Given request: The entries below are to be repeated exactly as they stand.

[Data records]
* Begin *

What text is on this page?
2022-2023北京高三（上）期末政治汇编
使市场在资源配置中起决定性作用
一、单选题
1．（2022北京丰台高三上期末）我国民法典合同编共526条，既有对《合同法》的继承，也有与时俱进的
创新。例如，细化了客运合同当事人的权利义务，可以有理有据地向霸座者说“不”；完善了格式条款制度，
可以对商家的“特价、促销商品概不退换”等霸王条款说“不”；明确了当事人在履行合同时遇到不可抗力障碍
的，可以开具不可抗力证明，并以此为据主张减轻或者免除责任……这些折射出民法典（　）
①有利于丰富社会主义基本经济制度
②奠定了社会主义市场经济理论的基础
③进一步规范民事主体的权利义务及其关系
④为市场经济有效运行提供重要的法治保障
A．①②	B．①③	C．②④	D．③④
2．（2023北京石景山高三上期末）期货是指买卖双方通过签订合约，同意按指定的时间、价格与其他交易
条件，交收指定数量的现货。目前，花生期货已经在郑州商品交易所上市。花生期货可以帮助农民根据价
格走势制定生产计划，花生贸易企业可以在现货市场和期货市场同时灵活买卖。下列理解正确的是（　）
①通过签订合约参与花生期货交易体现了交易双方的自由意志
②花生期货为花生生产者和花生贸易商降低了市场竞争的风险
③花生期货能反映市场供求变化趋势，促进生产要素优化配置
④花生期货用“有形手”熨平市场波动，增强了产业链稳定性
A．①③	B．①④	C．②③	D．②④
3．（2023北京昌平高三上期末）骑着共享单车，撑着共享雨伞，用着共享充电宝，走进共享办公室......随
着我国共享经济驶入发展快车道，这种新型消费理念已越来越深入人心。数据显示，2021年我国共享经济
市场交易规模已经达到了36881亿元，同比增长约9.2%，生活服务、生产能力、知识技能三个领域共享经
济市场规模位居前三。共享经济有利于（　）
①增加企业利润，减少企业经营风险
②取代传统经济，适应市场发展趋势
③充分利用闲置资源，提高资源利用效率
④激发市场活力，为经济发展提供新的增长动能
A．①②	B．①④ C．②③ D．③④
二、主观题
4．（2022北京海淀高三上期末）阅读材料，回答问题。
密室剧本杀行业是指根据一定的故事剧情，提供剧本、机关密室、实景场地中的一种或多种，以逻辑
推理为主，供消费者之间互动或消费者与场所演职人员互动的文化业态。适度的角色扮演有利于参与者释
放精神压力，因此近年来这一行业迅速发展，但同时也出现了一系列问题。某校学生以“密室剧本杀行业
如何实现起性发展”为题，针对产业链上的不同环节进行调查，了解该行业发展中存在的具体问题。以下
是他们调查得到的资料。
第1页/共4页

* End *

Result for this task:
What text is on this page?
2022-2023北京高三（上）期末政治汇编
使市场在资源配置中起决定性作用
一、单选题
1．（2022北京丰台高三上期末）我国民法典合同编共526条，既有对《合同法》的继承，也有与时俱进的
创新。例如，细化了客运合同当事人的权利义务，可以有理有据地向霸座者说“不”；完善了格式条款制度，
可以对商家的“特价、促销商品概不退换”等霸王条款说“不”；明确了当事人在履行合同时遇到不可抗力障碍
的，可以开具不可抗力证明，并以此为据主张减轻或者免除责任……这些折射出民法典（　）
①有利于丰富社会主义基本经济制度
②奠定了社会主义市场经济理论的基础
③进一步规范民事主体的权利义务及其关系
④为市场经济有效运行提供重要的法治保障
A．①②	B．①③	C．②④	D．③④
2．（2023北京石景山高三上期末）期货是指买卖双方通过签订合约，同意按指定的时间、价格与其他交易
条件，交收指定数量的现货。目前，花生期货已经在郑州商品交易所上市。花生期货可以帮助农民根据价
格走势制定生产计划，花生贸易企业可以在现货市场和期货市场同时灵活买卖。下列理解正确的是（　）
①通过签订合约参与花生期货交易体现了交易双方的自由意志
②花生期货为花生生产者和花生贸易商降低了市场竞争的风险
③花生期货能反映市场供求变化趋势，促进生产要素优化配置
④花生期货用“有形手”熨平市场波动，增强了产业链稳定性
A．①③	B．①④	C．②③	D．②④
3．（2023北京昌平高三上期末）骑着共享单车，撑着共享雨伞，用着共享充电宝，走进共享办公室......随
着我国共享经济驶入发展快车道，这种新型消费理念已越来越深入人心。数据显示，2021年我国共享经济
市场交易规模已经达到了36881亿元，同比增长约9.2%，生活服务、生产能力、知识技能三个领域共享经
济市场规模位居前三。共享经济有利于（　）
①增加企业利润，减少企业经营风险
②取代传统经济，适应市场发展趋势
③充分利用闲置资源，提高资源利用效率
④激发市场活力，为经济发展提供新的增长动能
A．①②	B．①④ C．②③ D．③④
二、主观题
4．（2022北京海淀高三上期末）阅读材料，回答问题。
密室剧本杀行业是指根据一定的故事剧情，提供剧本、机关密室、实景场地中的一种或多种，以逻辑
推理为主，供消费者之间互动或消费者与场所演职人员互动的文化业态。适度的角色扮演有利于参与者释
放精神压力，因此近年来这一行业迅速发展，但同时也出现了一系列问题。某校学生以“密室剧本杀行业
如何实现起性发展”为题，针对产业链上的不同环节进行调查，了解该行业发展中存在的具体问题。以下
是他们调查得到的资料。
第1页/共4页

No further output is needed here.